- [SUPPLIED RECORDS]
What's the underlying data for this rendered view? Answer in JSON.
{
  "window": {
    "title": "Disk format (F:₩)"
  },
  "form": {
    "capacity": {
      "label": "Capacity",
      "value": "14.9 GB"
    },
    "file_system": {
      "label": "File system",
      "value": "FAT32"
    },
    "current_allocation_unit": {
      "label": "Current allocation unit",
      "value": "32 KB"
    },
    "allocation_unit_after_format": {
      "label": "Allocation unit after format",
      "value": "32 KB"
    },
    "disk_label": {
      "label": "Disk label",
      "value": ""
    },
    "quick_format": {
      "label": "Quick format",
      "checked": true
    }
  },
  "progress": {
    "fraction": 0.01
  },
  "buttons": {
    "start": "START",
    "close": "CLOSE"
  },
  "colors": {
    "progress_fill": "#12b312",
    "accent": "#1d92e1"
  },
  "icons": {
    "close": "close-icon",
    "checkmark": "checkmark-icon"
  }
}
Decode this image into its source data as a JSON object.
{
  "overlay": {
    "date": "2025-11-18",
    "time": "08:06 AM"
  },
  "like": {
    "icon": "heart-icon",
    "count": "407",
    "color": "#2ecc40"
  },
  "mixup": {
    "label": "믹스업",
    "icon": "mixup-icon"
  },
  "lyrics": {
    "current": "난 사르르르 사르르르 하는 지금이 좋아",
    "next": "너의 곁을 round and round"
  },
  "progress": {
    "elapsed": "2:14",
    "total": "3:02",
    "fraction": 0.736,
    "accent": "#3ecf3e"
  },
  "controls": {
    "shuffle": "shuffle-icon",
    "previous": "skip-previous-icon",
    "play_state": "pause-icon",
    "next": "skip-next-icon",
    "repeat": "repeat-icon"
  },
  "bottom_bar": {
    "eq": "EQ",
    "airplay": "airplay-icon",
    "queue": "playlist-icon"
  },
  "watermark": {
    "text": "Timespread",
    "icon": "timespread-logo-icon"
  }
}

- [WRITTEN PROBLEM] Which lines hold the word "data"? Show each one.

- [OUTPUT FOR THIS TASK]
What's the underlying data for this rendered view? Answer in JSON.
Decode this image into its source data as a JSON object.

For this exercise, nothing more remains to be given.